§ **Task details**
Your task is to copy every line of this material exactly.

+---+

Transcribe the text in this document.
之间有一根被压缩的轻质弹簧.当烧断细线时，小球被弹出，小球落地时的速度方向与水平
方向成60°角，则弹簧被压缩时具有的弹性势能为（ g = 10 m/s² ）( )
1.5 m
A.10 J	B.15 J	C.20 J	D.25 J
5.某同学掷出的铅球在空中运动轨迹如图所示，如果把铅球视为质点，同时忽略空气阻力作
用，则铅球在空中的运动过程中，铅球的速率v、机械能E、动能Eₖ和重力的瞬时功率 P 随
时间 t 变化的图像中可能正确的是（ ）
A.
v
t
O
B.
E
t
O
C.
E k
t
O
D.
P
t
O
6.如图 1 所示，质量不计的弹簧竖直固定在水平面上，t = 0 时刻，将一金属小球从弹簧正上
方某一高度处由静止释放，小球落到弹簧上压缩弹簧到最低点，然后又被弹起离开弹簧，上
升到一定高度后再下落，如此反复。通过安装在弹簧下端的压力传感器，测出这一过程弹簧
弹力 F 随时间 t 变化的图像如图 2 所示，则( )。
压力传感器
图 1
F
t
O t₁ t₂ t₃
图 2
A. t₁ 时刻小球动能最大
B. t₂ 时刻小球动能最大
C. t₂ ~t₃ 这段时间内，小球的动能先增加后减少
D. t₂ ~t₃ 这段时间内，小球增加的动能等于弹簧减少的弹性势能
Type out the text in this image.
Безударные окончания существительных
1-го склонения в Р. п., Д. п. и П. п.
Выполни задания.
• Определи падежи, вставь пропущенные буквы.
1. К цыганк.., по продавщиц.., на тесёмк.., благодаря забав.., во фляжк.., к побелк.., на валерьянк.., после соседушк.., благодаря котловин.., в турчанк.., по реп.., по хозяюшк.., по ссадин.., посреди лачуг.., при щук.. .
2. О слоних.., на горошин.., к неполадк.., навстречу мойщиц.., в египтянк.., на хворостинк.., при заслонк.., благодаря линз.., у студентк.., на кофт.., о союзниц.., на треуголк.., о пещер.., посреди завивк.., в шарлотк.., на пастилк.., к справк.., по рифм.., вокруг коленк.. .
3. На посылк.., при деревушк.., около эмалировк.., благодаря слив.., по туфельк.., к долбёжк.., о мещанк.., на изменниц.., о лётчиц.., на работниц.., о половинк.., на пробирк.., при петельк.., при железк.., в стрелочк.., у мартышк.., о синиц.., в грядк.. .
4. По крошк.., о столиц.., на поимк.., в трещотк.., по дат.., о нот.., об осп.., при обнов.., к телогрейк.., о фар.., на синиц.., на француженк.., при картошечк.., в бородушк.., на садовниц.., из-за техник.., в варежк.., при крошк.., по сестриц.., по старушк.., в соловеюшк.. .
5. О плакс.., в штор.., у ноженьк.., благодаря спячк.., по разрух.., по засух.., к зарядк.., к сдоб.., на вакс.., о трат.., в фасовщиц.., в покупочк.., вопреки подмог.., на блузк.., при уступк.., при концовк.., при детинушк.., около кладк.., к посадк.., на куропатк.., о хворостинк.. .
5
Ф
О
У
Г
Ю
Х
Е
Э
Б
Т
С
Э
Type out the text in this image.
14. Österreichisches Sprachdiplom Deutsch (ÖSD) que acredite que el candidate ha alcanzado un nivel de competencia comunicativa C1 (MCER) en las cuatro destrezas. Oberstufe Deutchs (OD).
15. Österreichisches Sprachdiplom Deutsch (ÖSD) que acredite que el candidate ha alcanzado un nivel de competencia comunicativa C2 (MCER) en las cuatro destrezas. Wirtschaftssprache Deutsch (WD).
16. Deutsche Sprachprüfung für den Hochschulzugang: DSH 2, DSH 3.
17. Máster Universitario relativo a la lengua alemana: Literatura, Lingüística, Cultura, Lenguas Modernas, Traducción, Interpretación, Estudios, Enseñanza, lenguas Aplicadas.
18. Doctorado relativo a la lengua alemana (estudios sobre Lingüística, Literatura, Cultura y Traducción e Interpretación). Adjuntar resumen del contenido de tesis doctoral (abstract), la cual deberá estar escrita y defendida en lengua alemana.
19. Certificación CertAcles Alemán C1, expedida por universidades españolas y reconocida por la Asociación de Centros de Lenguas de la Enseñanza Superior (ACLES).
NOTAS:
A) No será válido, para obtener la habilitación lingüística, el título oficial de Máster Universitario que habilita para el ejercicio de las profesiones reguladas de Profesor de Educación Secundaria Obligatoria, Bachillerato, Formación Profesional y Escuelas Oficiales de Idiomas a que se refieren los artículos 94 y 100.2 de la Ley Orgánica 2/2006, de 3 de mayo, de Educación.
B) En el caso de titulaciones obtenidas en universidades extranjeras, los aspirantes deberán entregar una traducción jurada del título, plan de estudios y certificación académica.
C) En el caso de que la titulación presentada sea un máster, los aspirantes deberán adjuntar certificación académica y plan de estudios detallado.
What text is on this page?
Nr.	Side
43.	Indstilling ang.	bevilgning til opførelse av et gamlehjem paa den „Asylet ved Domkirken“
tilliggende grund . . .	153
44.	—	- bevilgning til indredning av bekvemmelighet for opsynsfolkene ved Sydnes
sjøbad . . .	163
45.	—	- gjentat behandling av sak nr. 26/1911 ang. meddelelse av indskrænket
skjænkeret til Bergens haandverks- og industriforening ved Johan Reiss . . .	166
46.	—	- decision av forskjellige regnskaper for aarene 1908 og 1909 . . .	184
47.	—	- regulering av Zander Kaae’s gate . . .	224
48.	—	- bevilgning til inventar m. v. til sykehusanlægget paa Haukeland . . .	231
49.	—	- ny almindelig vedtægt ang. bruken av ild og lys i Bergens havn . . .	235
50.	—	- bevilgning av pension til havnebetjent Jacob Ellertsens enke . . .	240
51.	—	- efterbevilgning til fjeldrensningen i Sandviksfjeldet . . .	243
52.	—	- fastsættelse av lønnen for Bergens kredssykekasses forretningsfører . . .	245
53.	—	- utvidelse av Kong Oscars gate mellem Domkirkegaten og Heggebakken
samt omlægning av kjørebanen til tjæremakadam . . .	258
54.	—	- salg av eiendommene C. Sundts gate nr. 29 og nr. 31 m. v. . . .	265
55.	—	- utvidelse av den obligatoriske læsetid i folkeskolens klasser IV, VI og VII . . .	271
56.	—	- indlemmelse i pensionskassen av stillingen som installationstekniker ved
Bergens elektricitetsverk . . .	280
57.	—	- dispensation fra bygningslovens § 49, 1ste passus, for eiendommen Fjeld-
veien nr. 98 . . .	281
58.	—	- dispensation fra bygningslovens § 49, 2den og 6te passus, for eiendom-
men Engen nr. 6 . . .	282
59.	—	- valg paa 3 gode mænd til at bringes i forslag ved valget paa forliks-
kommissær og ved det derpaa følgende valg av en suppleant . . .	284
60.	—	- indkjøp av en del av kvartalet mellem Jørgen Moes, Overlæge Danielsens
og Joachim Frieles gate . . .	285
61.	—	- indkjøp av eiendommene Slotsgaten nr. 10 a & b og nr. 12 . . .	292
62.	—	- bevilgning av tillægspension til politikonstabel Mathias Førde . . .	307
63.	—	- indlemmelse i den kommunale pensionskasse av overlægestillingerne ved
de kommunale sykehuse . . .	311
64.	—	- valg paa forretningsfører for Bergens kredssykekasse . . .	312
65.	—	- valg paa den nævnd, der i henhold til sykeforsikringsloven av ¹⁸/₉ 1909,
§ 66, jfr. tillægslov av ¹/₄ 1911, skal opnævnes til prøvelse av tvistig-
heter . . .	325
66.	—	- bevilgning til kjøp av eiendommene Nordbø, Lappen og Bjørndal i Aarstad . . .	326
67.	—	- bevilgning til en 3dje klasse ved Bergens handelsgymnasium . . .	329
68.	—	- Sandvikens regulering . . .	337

+---+

§ **Completed exercise**
Transcribe the text in this document.
之间有一根被压缩的轻质弹簧.当烧断细线时，小球被弹出，小球落地时的速度方向与水平
方向成60°角，则弹簧被压缩时具有的弹性势能为（ g = 10 m/s² ）( )
1.5 m
A.10 J	B.15 J	C.20 J	D.25 J
5.某同学掷出的铅球在空中运动轨迹如图所示，如果把铅球视为质点，同时忽略空气阻力作
用，则铅球在空中的运动过程中，铅球的速率v、机械能E、动能Eₖ和重力的瞬时功率 P 随
时间 t 变化的图像中可能正确的是（ ）
A.
v
t
O
B.
E
t
O
C.
E k
t
O
D.
P
t
O
6.如图 1 所示，质量不计的弹簧竖直固定在水平面上，t = 0 时刻，将一金属小球从弹簧正上
方某一高度处由静止释放，小球落到弹簧上压缩弹簧到最低点，然后又被弹起离开弹簧，上
升到一定高度后再下落，如此反复。通过安装在弹簧下端的压力传感器，测出这一过程弹簧
弹力 F 随时间 t 变化的图像如图 2 所示，则( )。
压力传感器
图 1
F
t
O t₁ t₂ t₃
图 2
A. t₁ 时刻小球动能最大
B. t₂ 时刻小球动能最大
C. t₂ ~t₃ 这段时间内，小球的动能先增加后减少
D. t₂ ~t₃ 这段时间内，小球增加的动能等于弹簧减少的弹性势能
Type out the text in this image.
Безударные окончания существительных
1-го склонения в Р. п., Д. п. и П. п.
Выполни задания.
• Определи падежи, вставь пропущенные буквы.
1. К цыганк.., по продавщиц.., на тесёмк.., благодаря забав.., во фляжк.., к побелк.., на валерьянк.., после соседушк.., благодаря котловин.., в турчанк.., по реп.., по хозяюшк.., по ссадин.., посреди лачуг.., при щук.. .
2. О слоних.., на горошин.., к неполадк.., навстречу мойщиц.., в египтянк.., на хворостинк.., при заслонк.., благодаря линз.., у студентк.., на кофт.., о союзниц.., на треуголк.., о пещер.., посреди завивк.., в шарлотк.., на пастилк.., к справк.., по рифм.., вокруг коленк.. .
3. На посылк.., при деревушк.., около эмалировк.., благодаря слив.., по туфельк.., к долбёжк.., о мещанк.., на изменниц.., о лётчиц.., на работниц.., о половинк.., на пробирк.., при петельк.., при железк.., в стрелочк.., у мартышк.., о синиц.., в грядк.. .
4. По крошк.., о столиц.., на поимк.., в трещотк.., по дат.., о нот.., об осп.., при обнов.., к телогрейк.., о фар.., на синиц.., на француженк.., при картошечк.., в бородушк.., на садовниц.., из-за техник.., в варежк.., при крошк.., по сестриц.., по старушк.., в соловеюшк.. .
5. О плакс.., в штор.., у ноженьк.., благодаря спячк.., по разрух.., по засух.., к зарядк.., к сдоб.., на вакс.., о трат.., в фасовщиц.., в покупочк.., вопреки подмог.., на блузк.., при уступк.., при концовк.., при детинушк.., около кладк.., к посадк.., на куропатк.., о хворостинк.. .
5
Ф
О
У
Г
Ю
Х
Е
Э
Б
Т
С
Э
Type out the text in this image.
14. Österreichisches Sprachdiplom Deutsch (ÖSD) que acredite que el candidate ha alcanzado un nivel de competencia comunicativa C1 (MCER) en las cuatro destrezas. Oberstufe Deutchs (OD).
15. Österreichisches Sprachdiplom Deutsch (ÖSD) que acredite que el candidate ha alcanzado un nivel de competencia comunicativa C2 (MCER) en las cuatro destrezas. Wirtschaftssprache Deutsch (WD).
16. Deutsche Sprachprüfung für den Hochschulzugang: DSH 2, DSH 3.
17. Máster Universitario relativo a la lengua alemana: Literatura, Lingüística, Cultura, Lenguas Modernas, Traducción, Interpretación, Estudios, Enseñanza, lenguas Aplicadas.
18. Doctorado relativo a la lengua alemana (estudios sobre Lingüística, Literatura, Cultura y Traducción e Interpretación). Adjuntar resumen del contenido de tesis doctoral (abstract), la cual deberá estar escrita y defendida en lengua alemana.
19. Certificación CertAcles Alemán C1, expedida por universidades españolas y reconocida por la Asociación de Centros de Lenguas de la Enseñanza Superior (ACLES).
NOTAS:
A) No será válido, para obtener la habilitación lingüística, el título oficial de Máster Universitario que habilita para el ejercicio de las profesiones reguladas de Profesor de Educación Secundaria Obligatoria, Bachillerato, Formación Profesional y Escuelas Oficiales de Idiomas a que se refieren los artículos 94 y 100.2 de la Ley Orgánica 2/2006, de 3 de mayo, de Educación.
B) En el caso de titulaciones obtenidas en universidades extranjeras, los aspirantes deberán entregar una traducción jurada del título, plan de estudios y certificación académica.
C) En el caso de que la titulación presentada sea un máster, los aspirantes deberán adjuntar certificación académica y plan de estudios detallado.
What text is on this page?
Nr.	Side
43.	Indstilling ang.	bevilgning til opførelse av et gamlehjem paa den „Asylet ved Domkirken“
tilliggende grund . . .	153
44.	—	- bevilgning til indredning av bekvemmelighet for opsynsfolkene ved Sydnes
sjøbad . . .	163
45.	—	- gjentat behandling av sak nr. 26/1911 ang. meddelelse av indskrænket
skjænkeret til Bergens haandverks- og industriforening ved Johan Reiss . . .	166
46.	—	- decision av forskjellige regnskaper for aarene 1908 og 1909 . . .	184
47.	—	- regulering av Zander Kaae’s gate . . .	224
48.	—	- bevilgning til inventar m. v. til sykehusanlægget paa Haukeland . . .	231
49.	—	- ny almindelig vedtægt ang. bruken av ild og lys i Bergens havn . . .	235
50.	—	- bevilgning av pension til havnebetjent Jacob Ellertsens enke . . .	240
51.	—	- efterbevilgning til fjeldrensningen i Sandviksfjeldet . . .	243
52.	—	- fastsættelse av lønnen for Bergens kredssykekasses forretningsfører . . .	245
53.	—	- utvidelse av Kong Oscars gate mellem Domkirkegaten og Heggebakken
samt omlægning av kjørebanen til tjæremakadam . . .	258
54.	—	- salg av eiendommene C. Sundts gate nr. 29 og nr. 31 m. v. . . .	265
55.	—	- utvidelse av den obligatoriske læsetid i folkeskolens klasser IV, VI og VII . . .	271
56.	—	- indlemmelse i pensionskassen av stillingen som installationstekniker ved
Bergens elektricitetsverk . . .	280
57.	—	- dispensation fra bygningslovens § 49, 1ste passus, for eiendommen Fjeld-
veien nr. 98 . . .	281
58.	—	- dispensation fra bygningslovens § 49, 2den og 6te passus, for eiendom-
men Engen nr. 6 . . .	282
59.	—	- valg paa 3 gode mænd til at bringes i forslag ved valget paa forliks-
kommissær og ved det derpaa følgende valg av en suppleant . . .	284
60.	—	- indkjøp av en del av kvartalet mellem Jørgen Moes, Overlæge Danielsens
og Joachim Frieles gate . . .	285
61.	—	- indkjøp av eiendommene Slotsgaten nr. 10 a & b og nr. 12 . . .	292
62.	—	- bevilgning av tillægspension til politikonstabel Mathias Førde . . .	307
63.	—	- indlemmelse i den kommunale pensionskasse av overlægestillingerne ved
de kommunale sykehuse . . .	311
64.	—	- valg paa forretningsfører for Bergens kredssykekasse . . .	312
65.	—	- valg paa den nævnd, der i henhold til sykeforsikringsloven av ¹⁸/₉ 1909,
§ 66, jfr. tillægslov av ¹/₄ 1911, skal opnævnes til prøvelse av tvistig-
heter . . .	325
66.	—	- bevilgning til kjøp av eiendommene Nordbø, Lappen og Bjørndal i Aarstad . . .	326
67.	—	- bevilgning til en 3dje klasse ved Bergens handelsgymnasium . . .	329
68.	—	- Sandvikens regulering . . .	337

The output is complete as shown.